ENTRIES PROVIDED >>
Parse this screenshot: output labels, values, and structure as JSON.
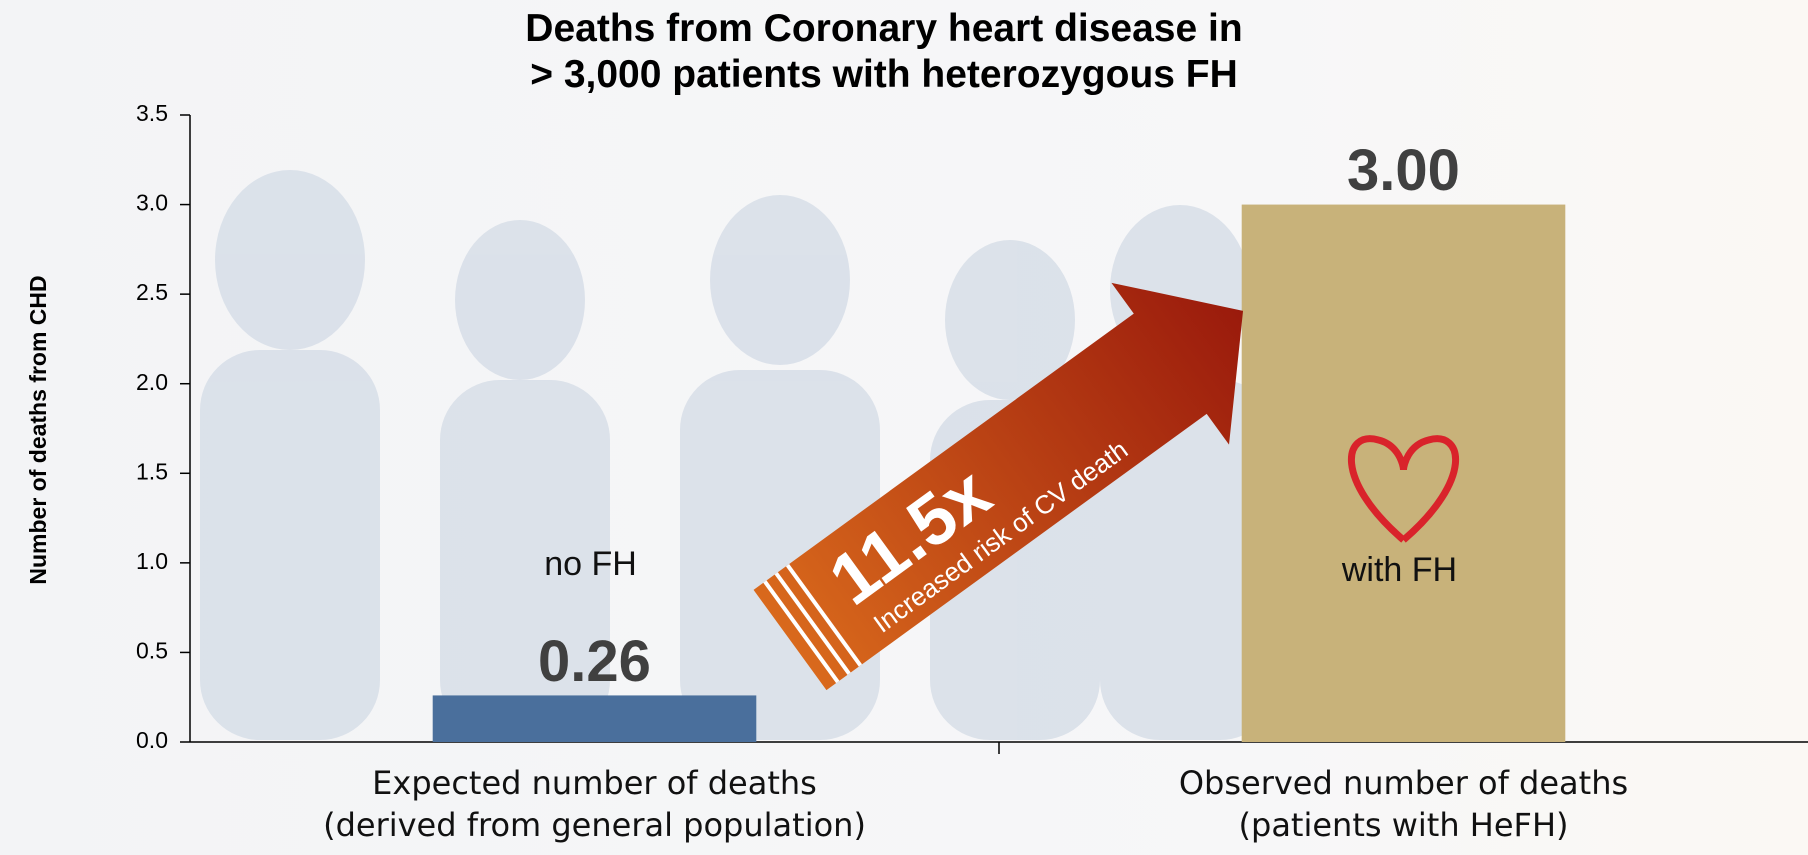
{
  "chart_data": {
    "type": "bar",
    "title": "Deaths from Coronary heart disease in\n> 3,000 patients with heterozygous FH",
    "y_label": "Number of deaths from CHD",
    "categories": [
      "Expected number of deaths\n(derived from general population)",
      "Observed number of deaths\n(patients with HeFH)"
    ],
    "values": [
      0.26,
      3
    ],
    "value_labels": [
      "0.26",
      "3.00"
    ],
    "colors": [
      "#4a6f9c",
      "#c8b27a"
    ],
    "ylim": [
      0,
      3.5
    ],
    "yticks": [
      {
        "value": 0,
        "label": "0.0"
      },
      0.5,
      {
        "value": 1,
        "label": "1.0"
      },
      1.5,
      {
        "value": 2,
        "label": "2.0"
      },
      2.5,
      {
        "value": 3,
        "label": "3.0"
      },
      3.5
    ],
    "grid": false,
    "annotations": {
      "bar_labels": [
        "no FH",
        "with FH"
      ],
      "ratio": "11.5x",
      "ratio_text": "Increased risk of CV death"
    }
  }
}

DESCRIPTION OF THE TASK >>
An unaltered copy of the material, without images, should be set down.

SOLUTION >>
Parse this screenshot: output labels, values, and structure as JSON.
{
  "chart_data": {
    "type": "bar",
    "title": "Deaths from Coronary heart disease in\n> 3,000 patients with heterozygous FH",
    "y_label": "Number of deaths from CHD",
    "categories": [
      "Expected number of deaths\n(derived from general population)",
      "Observed number of deaths\n(patients with HeFH)"
    ],
    "values": [
      0.26,
      3
    ],
    "value_labels": [
      "0.26",
      "3.00"
    ],
    "colors": [
      "#4a6f9c",
      "#c8b27a"
    ],
    "ylim": [
      0,
      3.5
    ],
    "yticks": [
      {
        "value": 0,
        "label": "0.0"
      },
      0.5,
      {
        "value": 1,
        "label": "1.0"
      },
      1.5,
      {
        "value": 2,
        "label": "2.0"
      },
      2.5,
      {
        "value": 3,
        "label": "3.0"
      },
      3.5
    ],
    "grid": false,
    "annotations": {
      "bar_labels": [
        "no FH",
        "with FH"
      ],
      "ratio": "11.5x",
      "ratio_text": "Increased risk of CV death"
    }
  }
}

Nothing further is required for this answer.